__INSTRUCTIONS FOR THE TASK__: Write out the whole listing again, exactly.
▼▼▼
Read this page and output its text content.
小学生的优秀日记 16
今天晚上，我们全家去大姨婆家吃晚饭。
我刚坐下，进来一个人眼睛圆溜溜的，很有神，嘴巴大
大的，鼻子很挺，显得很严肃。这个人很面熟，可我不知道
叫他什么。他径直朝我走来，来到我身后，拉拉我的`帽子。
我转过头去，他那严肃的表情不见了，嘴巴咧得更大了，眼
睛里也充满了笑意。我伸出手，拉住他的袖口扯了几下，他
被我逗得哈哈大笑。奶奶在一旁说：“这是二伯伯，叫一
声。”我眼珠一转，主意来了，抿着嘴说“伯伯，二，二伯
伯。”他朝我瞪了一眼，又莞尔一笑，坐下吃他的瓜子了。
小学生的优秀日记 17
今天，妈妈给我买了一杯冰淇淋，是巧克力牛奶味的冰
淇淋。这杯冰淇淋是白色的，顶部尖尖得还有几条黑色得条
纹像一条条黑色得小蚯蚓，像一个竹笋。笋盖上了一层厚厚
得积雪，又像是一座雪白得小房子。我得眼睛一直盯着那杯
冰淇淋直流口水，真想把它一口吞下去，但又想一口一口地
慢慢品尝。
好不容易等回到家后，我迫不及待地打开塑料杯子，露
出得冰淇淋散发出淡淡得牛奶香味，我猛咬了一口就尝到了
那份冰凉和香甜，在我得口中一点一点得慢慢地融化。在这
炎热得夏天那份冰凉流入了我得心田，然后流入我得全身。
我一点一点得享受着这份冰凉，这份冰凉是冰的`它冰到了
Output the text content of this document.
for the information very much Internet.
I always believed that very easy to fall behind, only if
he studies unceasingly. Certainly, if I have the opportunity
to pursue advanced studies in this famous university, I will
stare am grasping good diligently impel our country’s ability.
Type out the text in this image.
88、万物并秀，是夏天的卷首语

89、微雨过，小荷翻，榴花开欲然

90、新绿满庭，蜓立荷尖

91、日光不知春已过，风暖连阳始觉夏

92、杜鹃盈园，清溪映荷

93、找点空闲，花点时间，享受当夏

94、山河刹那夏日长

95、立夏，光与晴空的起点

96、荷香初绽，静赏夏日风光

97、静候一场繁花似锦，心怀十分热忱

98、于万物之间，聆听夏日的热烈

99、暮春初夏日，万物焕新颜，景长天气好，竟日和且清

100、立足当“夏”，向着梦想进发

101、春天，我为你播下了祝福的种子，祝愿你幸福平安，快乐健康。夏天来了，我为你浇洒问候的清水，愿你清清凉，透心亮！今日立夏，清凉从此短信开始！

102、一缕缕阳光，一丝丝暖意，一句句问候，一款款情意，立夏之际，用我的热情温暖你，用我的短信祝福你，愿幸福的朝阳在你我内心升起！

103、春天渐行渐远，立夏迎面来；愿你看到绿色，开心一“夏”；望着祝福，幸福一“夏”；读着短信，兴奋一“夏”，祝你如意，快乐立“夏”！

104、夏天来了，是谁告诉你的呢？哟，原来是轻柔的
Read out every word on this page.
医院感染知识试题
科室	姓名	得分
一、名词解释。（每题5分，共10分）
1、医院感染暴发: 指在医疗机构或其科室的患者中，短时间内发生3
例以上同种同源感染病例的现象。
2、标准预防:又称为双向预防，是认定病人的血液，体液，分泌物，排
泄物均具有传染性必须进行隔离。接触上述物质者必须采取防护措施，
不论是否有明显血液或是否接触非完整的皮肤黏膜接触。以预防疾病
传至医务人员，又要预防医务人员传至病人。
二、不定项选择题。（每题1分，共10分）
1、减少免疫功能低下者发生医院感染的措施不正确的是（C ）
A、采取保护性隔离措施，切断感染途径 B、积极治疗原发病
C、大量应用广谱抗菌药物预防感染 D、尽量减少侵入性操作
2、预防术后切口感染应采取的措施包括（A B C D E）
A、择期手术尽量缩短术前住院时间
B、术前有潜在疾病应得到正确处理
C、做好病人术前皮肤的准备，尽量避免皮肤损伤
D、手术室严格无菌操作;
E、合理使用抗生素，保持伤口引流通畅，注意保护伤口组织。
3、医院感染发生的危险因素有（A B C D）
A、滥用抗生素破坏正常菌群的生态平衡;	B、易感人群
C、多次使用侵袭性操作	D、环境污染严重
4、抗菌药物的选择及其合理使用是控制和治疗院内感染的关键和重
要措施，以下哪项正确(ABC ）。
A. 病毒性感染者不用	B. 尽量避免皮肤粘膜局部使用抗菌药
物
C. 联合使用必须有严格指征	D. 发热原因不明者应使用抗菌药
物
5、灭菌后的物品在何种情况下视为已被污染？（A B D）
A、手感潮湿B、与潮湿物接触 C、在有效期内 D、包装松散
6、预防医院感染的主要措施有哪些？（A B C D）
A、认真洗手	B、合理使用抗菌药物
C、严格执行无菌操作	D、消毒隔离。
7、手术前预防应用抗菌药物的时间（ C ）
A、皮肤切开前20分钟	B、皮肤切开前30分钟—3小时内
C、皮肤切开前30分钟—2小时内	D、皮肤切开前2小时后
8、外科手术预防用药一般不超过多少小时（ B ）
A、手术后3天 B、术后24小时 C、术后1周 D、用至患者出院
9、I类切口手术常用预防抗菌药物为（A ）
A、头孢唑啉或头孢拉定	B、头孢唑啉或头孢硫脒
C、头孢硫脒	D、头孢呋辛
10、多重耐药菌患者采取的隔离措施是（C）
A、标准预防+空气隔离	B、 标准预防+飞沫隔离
▲▲▲
__RESPONSE BELOW__:
Read this page and output its text content.
小学生的优秀日记 16
今天晚上，我们全家去大姨婆家吃晚饭。
我刚坐下，进来一个人眼睛圆溜溜的，很有神，嘴巴大
大的，鼻子很挺，显得很严肃。这个人很面熟，可我不知道
叫他什么。他径直朝我走来，来到我身后，拉拉我的`帽子。
我转过头去，他那严肃的表情不见了，嘴巴咧得更大了，眼
睛里也充满了笑意。我伸出手，拉住他的袖口扯了几下，他
被我逗得哈哈大笑。奶奶在一旁说：“这是二伯伯，叫一
声。”我眼珠一转，主意来了，抿着嘴说“伯伯，二，二伯
伯。”他朝我瞪了一眼，又莞尔一笑，坐下吃他的瓜子了。
小学生的优秀日记 17
今天，妈妈给我买了一杯冰淇淋，是巧克力牛奶味的冰
淇淋。这杯冰淇淋是白色的，顶部尖尖得还有几条黑色得条
纹像一条条黑色得小蚯蚓，像一个竹笋。笋盖上了一层厚厚
得积雪，又像是一座雪白得小房子。我得眼睛一直盯着那杯
冰淇淋直流口水，真想把它一口吞下去，但又想一口一口地
慢慢品尝。
好不容易等回到家后，我迫不及待地打开塑料杯子，露
出得冰淇淋散发出淡淡得牛奶香味，我猛咬了一口就尝到了
那份冰凉和香甜，在我得口中一点一点得慢慢地融化。在这
炎热得夏天那份冰凉流入了我得心田，然后流入我得全身。
我一点一点得享受着这份冰凉，这份冰凉是冰的`它冰到了
Output the text content of this document.
for the information very much Internet.
I always believed that very easy to fall behind, only if
he studies unceasingly. Certainly, if I have the opportunity
to pursue advanced studies in this famous university, I will
stare am grasping good diligently impel our country’s ability.
Type out the text in this image.
88、万物并秀，是夏天的卷首语

89、微雨过，小荷翻，榴花开欲然

90、新绿满庭，蜓立荷尖

91、日光不知春已过，风暖连阳始觉夏

92、杜鹃盈园，清溪映荷

93、找点空闲，花点时间，享受当夏

94、山河刹那夏日长

95、立夏，光与晴空的起点

96、荷香初绽，静赏夏日风光

97、静候一场繁花似锦，心怀十分热忱

98、于万物之间，聆听夏日的热烈

99、暮春初夏日，万物焕新颜，景长天气好，竟日和且清

100、立足当“夏”，向着梦想进发

101、春天，我为你播下了祝福的种子，祝愿你幸福平安，快乐健康。夏天来了，我为你浇洒问候的清水，愿你清清凉，透心亮！今日立夏，清凉从此短信开始！

102、一缕缕阳光，一丝丝暖意，一句句问候，一款款情意，立夏之际，用我的热情温暖你，用我的短信祝福你，愿幸福的朝阳在你我内心升起！

103、春天渐行渐远，立夏迎面来；愿你看到绿色，开心一“夏”；望着祝福，幸福一“夏”；读着短信，兴奋一“夏”，祝你如意，快乐立“夏”！

104、夏天来了，是谁告诉你的呢？哟，原来是轻柔的
Read out every word on this page.
医院感染知识试题
科室	姓名	得分
一、名词解释。（每题5分，共10分）
1、医院感染暴发: 指在医疗机构或其科室的患者中，短时间内发生3
例以上同种同源感染病例的现象。
2、标准预防:又称为双向预防，是认定病人的血液，体液，分泌物，排
泄物均具有传染性必须进行隔离。接触上述物质者必须采取防护措施，
不论是否有明显血液或是否接触非完整的皮肤黏膜接触。以预防疾病
传至医务人员，又要预防医务人员传至病人。
二、不定项选择题。（每题1分，共10分）
1、减少免疫功能低下者发生医院感染的措施不正确的是（C ）
A、采取保护性隔离措施，切断感染途径 B、积极治疗原发病
C、大量应用广谱抗菌药物预防感染 D、尽量减少侵入性操作
2、预防术后切口感染应采取的措施包括（A B C D E）
A、择期手术尽量缩短术前住院时间
B、术前有潜在疾病应得到正确处理
C、做好病人术前皮肤的准备，尽量避免皮肤损伤
D、手术室严格无菌操作;
E、合理使用抗生素，保持伤口引流通畅，注意保护伤口组织。
3、医院感染发生的危险因素有（A B C D）
A、滥用抗生素破坏正常菌群的生态平衡;	B、易感人群
C、多次使用侵袭性操作	D、环境污染严重
4、抗菌药物的选择及其合理使用是控制和治疗院内感染的关键和重
要措施，以下哪项正确(ABC ）。
A. 病毒性感染者不用	B. 尽量避免皮肤粘膜局部使用抗菌药
物
C. 联合使用必须有严格指征	D. 发热原因不明者应使用抗菌药
物
5、灭菌后的物品在何种情况下视为已被污染？（A B D）
A、手感潮湿B、与潮湿物接触 C、在有效期内 D、包装松散
6、预防医院感染的主要措施有哪些？（A B C D）
A、认真洗手	B、合理使用抗菌药物
C、严格执行无菌操作	D、消毒隔离。
7、手术前预防应用抗菌药物的时间（ C ）
A、皮肤切开前20分钟	B、皮肤切开前30分钟—3小时内
C、皮肤切开前30分钟—2小时内	D、皮肤切开前2小时后
8、外科手术预防用药一般不超过多少小时（ B ）
A、手术后3天 B、术后24小时 C、术后1周 D、用至患者出院
9、I类切口手术常用预防抗菌药物为（A ）
A、头孢唑啉或头孢拉定	B、头孢唑啉或头孢硫脒
C、头孢硫脒	D、头孢呋辛
10、多重耐药菌患者采取的隔离措施是（C）
A、标准预防+空气隔离	B、 标准预防+飞沫隔离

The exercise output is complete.